### Job 1
Reproduce the part of the passage on gender and heroism starting at "While women are" and ending at "Inglehart, 2011: 18–19).".

### Passage given
Despite the expectations of a shift towards relative gender equality across post-industrial societies (Norris & Inglehart, 2011: 88–89), our analysis reveals a (white) male-dominated landscape of contemporary heroism, with only one in four Britons and one in five Americans having a heroine (See Tables S.8 and S.9 in the Appendix).Footnote 3 The percentage of women-heroes is far from being representative of the population structure of both countries and of the level of women’s presence in public life.

While women are present among hero-figures, we observe strong gender polarisation through the prominence of same sex choice, with women from both British and American samples being more likely than men to have women-heroes. The results of logistic regression analyses (see the full Output S.1 in the Appendix and predicted probabilities in Fig. 1) show that this effect is strong, positive, and statistically significant at 99.9% confidence level. American and British men alike are around 4 times less likely to have a woman-hero than women, i.e., 9 to 34% in the US and 9 to 40% in Britain. This is in line with previous studies conducted on adolescents and children (e.g., Estrada et al., 2015; Yancey et al., 2011) and strongly supportive of the claim that women ‘are proving more supportive of gender equality, especially in post-industrial societies’ (Norris & Inglehart, 2011: 18–19).

Fig. 1
figure 1

Predicted probabilities of having a woman-hero by country

The analysis of preferences for public and personal heroes based on respondents’ sex reveals the widening gap between the USA and Britain. Once we exclude family members from the analysis, only 11% of Americans choose a women public figure hero, while one in five Britons do (see Tables S.10 and S.11 in the Appendix). In other words, although privatisation of heroes is prominent in both countries, the presence of women among public hero-figures is stronger in Britain than in the US.

### Records shown
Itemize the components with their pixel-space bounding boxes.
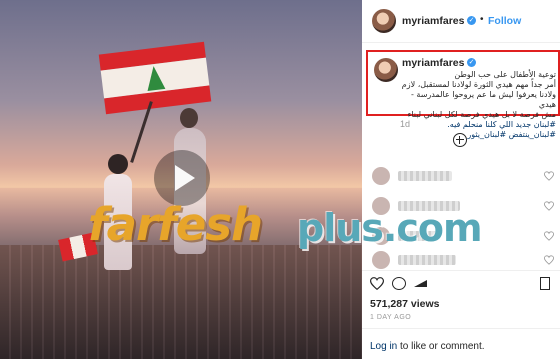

--

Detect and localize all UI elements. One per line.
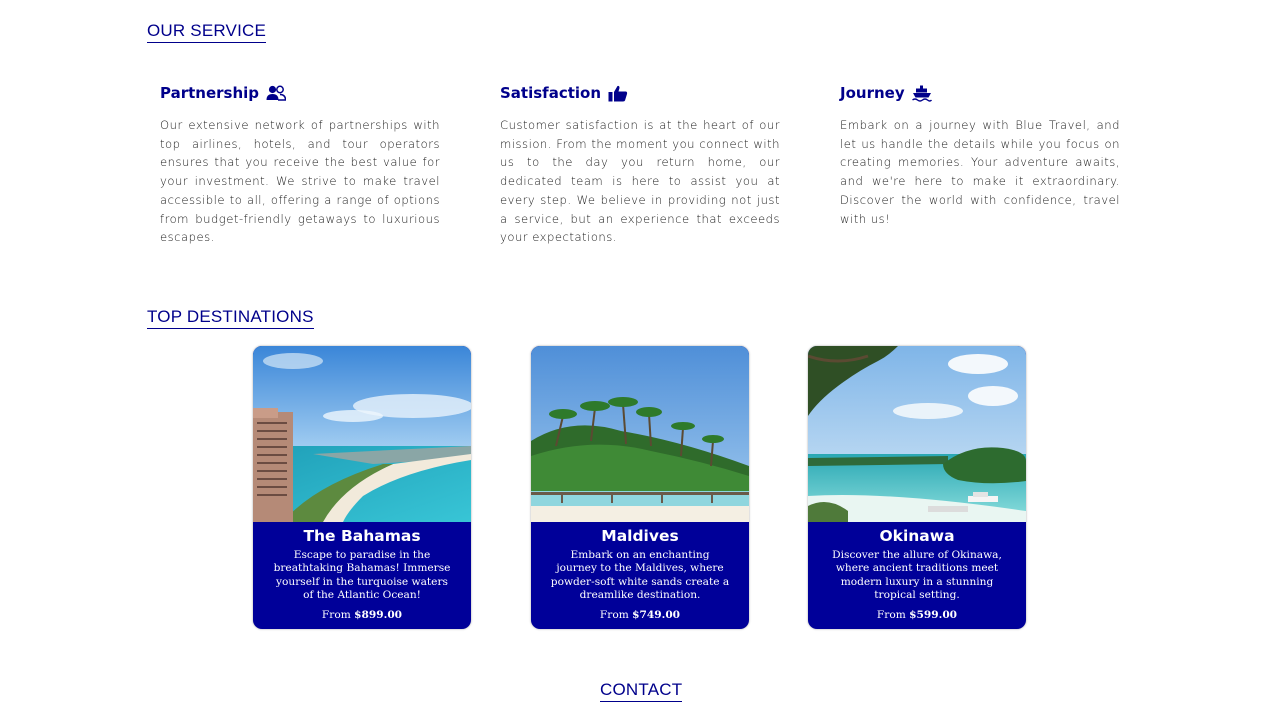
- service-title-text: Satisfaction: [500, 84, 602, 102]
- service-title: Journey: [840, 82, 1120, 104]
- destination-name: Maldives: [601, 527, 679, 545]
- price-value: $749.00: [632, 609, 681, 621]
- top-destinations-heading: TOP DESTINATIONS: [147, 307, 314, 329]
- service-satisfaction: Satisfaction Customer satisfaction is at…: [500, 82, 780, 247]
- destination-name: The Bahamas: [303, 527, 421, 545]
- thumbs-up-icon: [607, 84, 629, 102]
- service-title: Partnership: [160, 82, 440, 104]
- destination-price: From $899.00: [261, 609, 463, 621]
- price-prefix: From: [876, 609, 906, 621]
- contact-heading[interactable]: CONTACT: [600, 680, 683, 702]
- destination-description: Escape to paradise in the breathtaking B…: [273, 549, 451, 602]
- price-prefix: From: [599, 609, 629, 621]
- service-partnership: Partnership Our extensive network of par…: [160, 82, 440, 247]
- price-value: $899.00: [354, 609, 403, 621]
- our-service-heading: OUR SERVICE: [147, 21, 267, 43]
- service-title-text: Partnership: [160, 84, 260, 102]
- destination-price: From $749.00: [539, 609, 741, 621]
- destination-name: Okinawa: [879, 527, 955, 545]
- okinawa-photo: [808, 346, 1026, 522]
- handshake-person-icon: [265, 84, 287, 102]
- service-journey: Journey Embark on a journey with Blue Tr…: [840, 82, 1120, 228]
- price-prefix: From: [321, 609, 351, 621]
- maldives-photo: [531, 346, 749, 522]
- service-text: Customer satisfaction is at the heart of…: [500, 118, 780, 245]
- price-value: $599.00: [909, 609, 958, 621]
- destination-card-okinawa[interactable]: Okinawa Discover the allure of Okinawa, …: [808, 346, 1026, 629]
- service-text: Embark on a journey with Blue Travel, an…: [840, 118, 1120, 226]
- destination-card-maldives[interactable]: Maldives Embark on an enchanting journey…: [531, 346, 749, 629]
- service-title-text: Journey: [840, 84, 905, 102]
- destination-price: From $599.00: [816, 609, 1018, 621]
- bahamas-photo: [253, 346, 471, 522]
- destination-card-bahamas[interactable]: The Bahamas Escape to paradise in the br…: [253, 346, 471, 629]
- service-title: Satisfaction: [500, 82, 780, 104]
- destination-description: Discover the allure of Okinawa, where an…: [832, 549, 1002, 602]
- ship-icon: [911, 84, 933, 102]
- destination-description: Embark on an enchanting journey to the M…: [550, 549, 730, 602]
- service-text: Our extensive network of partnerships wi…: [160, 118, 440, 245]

### Job 2
Update the entries starting at the line that contains "Detect and localize" and ending at the line that contains "- destination-description: Escape" by changing "destination-name" to "destination-title", keeping everything else the same. Return only those lines, and leave out the picture.

### Full output 1
While women are present among hero-figures, we observe strong gender polarisation through the prominence of same sex choice, with women from both British and American samples being more likely than men to have women-heroes. The results of logistic regression analyses (see the full Output S.1 in the Appendix and predicted probabilities in Fig. 1) show that this effect is strong, positive, and statistically significant at 99.9% confidence level. American and British men alike are around 4 times less likely to have a woman-hero than women, i.e., 9 to 34% in the US and 9 to 40% in Britain. This is in line with previous studies conducted on adolescents and children (e.g., Estrada et al., 2015; Yancey et al., 2011) and strongly supportive of the claim that women ‘are proving more supportive of gender equality, especially in post-industrial societies’ (Norris & Inglehart, 2011: 18–19).

### Full output 2
Detect and localize all UI elements. One per line.
- service-title-text: Satisfaction: [500, 84, 602, 102]
- service-title: Journey: [840, 82, 1120, 104]
- destination-title: Maldives: [601, 527, 679, 545]
- price-value: $749.00: [632, 609, 681, 621]
- top-destinations-heading: TOP DESTINATIONS: [147, 307, 314, 329]
- service-satisfaction: Satisfaction Customer satisfaction is at…: [500, 82, 780, 247]
- destination-title: The Bahamas: [303, 527, 421, 545]
- thumbs-up-icon: [607, 84, 629, 102]
- service-title: Partnership: [160, 82, 440, 104]
- destination-price: From $899.00: [261, 609, 463, 621]
- price-prefix: From: [876, 609, 906, 621]
- contact-heading[interactable]: CONTACT: [600, 680, 683, 702]
- destination-description: Escape to paradise in the breathtaking B…: [273, 549, 451, 602]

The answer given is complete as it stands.